Make an exact copy of all the entries below, with the pictures left out.

Recorded data
■ ■ ■
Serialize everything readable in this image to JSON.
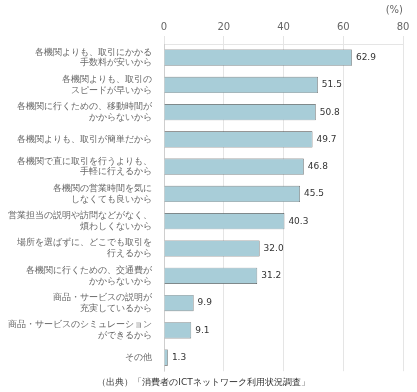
{
  "chart_data": {
    "type": "bar",
    "orientation": "horizontal",
    "categories": [
      "各機関よりも、取引にかかる\n手数料が安いから",
      "各機関よりも、取引の\nスピードが早いから",
      "各機関に行くための、移動時間が\nかからないから",
      "各機関よりも、取引が簡単だから",
      "各機関で直に取引を行うよりも、\n手軽に行えるから",
      "各機関の営業時間を気に\nしなくても良いから",
      "営業担当の説明や訪問などがなく、\n煩わしくないから",
      "場所を選ばずに、どこでも取引を\n行えるから",
      "各機関に行くための、交通費が\nかからないから",
      "商品・サービスの説明が\n充実しているから",
      "商品・サービスのシミュレーション\nができるから",
      "その他"
    ],
    "values": [
      62.9,
      51.5,
      50.8,
      49.7,
      46.8,
      45.5,
      40.3,
      32.0,
      31.2,
      9.9,
      9.1,
      1.3
    ],
    "value_labels": [
      "62.9",
      "51.5",
      "50.8",
      "49.7",
      "46.8",
      "45.5",
      "40.3",
      "32.0",
      "31.2",
      "9.9",
      "9.1",
      "1.3"
    ],
    "data_labels": true,
    "color": "#a8cdd8",
    "xlabel": "(%)",
    "xlim": [
      0,
      80
    ],
    "xticks": [
      0,
      20,
      40,
      60,
      80
    ],
    "grid": true,
    "annotations": [
      "（出典）「消費者のICTネットワーク利用状況調査」"
    ]
  }
}
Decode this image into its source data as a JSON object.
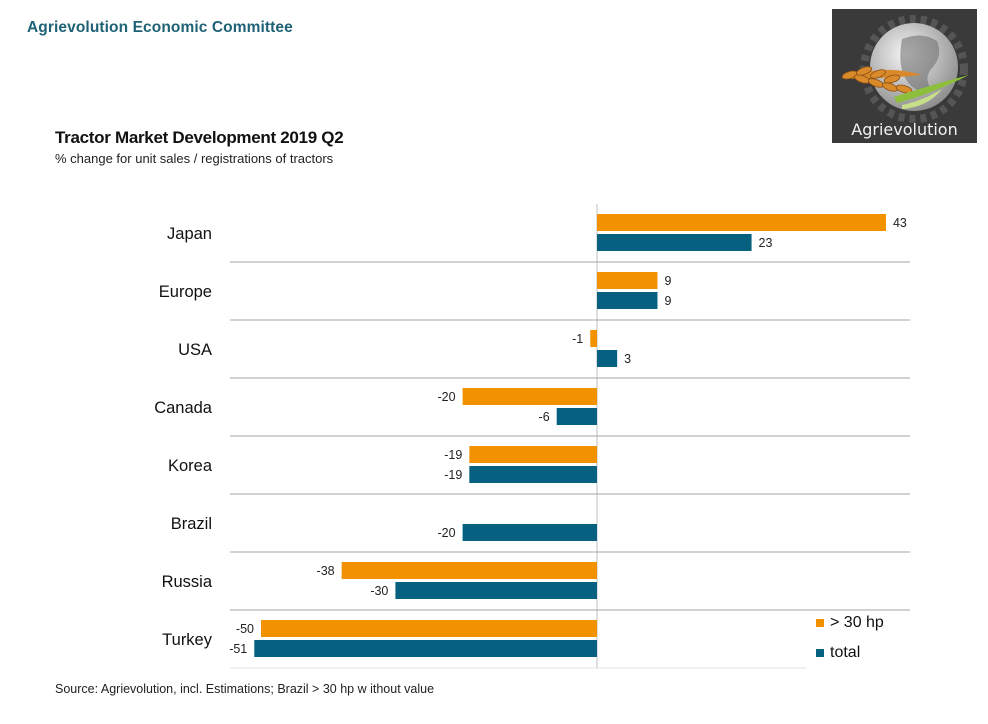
{
  "header": {
    "organization": "Agrievolution Economic Committee",
    "logo_text": "Agrievolution"
  },
  "colors": {
    "over_30hp": "#f39200",
    "total": "#05617f",
    "org_text": "#1f6275",
    "gridline": "#a6a6a6"
  },
  "chart_data": {
    "type": "bar",
    "orientation": "horizontal",
    "title": "Tractor Market Development 2019 Q2",
    "subtitle": "% change for unit sales / registrations of tractors",
    "xlabel": "",
    "ylabel": "",
    "xlim": [
      -52,
      44
    ],
    "categories": [
      "Japan",
      "Europe",
      "USA",
      "Canada",
      "Korea",
      "Brazil",
      "Russia",
      "Turkey"
    ],
    "series": [
      {
        "name": "> 30 hp",
        "color": "#f39200",
        "values": [
          43,
          9,
          -1,
          -20,
          -19,
          null,
          -38,
          -50
        ]
      },
      {
        "name": "total",
        "color": "#05617f",
        "values": [
          23,
          9,
          3,
          -6,
          -19,
          -20,
          -30,
          -51
        ]
      }
    ],
    "data_labels": true,
    "grid": "horizontal category separators",
    "legend": {
      "position": "bottom-right",
      "entries": [
        "> 30 hp",
        "total"
      ]
    }
  },
  "footer": {
    "source": "Source: Agrievolution, incl. Estimations; Brazil > 30 hp w ithout value"
  }
}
■ ■ ■
▶ _Solution to this problem_:
Serialize everything readable in this image to JSON.
{
  "chart_data": {
    "type": "bar",
    "orientation": "horizontal",
    "categories": [
      "各機関よりも、取引にかかる\n手数料が安いから",
      "各機関よりも、取引の\nスピードが早いから",
      "各機関に行くための、移動時間が\nかからないから",
      "各機関よりも、取引が簡単だから",
      "各機関で直に取引を行うよりも、\n手軽に行えるから",
      "各機関の営業時間を気に\nしなくても良いから",
      "営業担当の説明や訪問などがなく、\n煩わしくないから",
      "場所を選ばずに、どこでも取引を\n行えるから",
      "各機関に行くための、交通費が\nかからないから",
      "商品・サービスの説明が\n充実しているから",
      "商品・サービスのシミュレーション\nができるから",
      "その他"
    ],
    "values": [
      62.9,
      51.5,
      50.8,
      49.7,
      46.8,
      45.5,
      40.3,
      32.0,
      31.2,
      9.9,
      9.1,
      1.3
    ],
    "value_labels": [
      "62.9",
      "51.5",
      "50.8",
      "49.7",
      "46.8",
      "45.5",
      "40.3",
      "32.0",
      "31.2",
      "9.9",
      "9.1",
      "1.3"
    ],
    "data_labels": true,
    "color": "#a8cdd8",
    "xlabel": "(%)",
    "xlim": [
      0,
      80
    ],
    "xticks": [
      0,
      20,
      40,
      60,
      80
    ],
    "grid": true,
    "annotations": [
      "（出典）「消費者のICTネットワーク利用状況調査」"
    ]
  }
}
Decode this image into its source data as a JSON object.
{
  "header": {
    "organization": "Agrievolution Economic Committee",
    "logo_text": "Agrievolution"
  },
  "colors": {
    "over_30hp": "#f39200",
    "total": "#05617f",
    "org_text": "#1f6275",
    "gridline": "#a6a6a6"
  },
  "chart_data": {
    "type": "bar",
    "orientation": "horizontal",
    "title": "Tractor Market Development 2019 Q2",
    "subtitle": "% change for unit sales / registrations of tractors",
    "xlabel": "",
    "ylabel": "",
    "xlim": [
      -52,
      44
    ],
    "categories": [
      "Japan",
      "Europe",
      "USA",
      "Canada",
      "Korea",
      "Brazil",
      "Russia",
      "Turkey"
    ],
    "series": [
      {
        "name": "> 30 hp",
        "color": "#f39200",
        "values": [
          43,
          9,
          -1,
          -20,
          -19,
          null,
          -38,
          -50
        ]
      },
      {
        "name": "total",
        "color": "#05617f",
        "values": [
          23,
          9,
          3,
          -6,
          -19,
          -20,
          -30,
          -51
        ]
      }
    ],
    "data_labels": true,
    "grid": "horizontal category separators",
    "legend": {
      "position": "bottom-right",
      "entries": [
        "> 30 hp",
        "total"
      ]
    }
  },
  "footer": {
    "source": "Source: Agrievolution, incl. Estimations; Brazil > 30 hp w ithout value"
  }
}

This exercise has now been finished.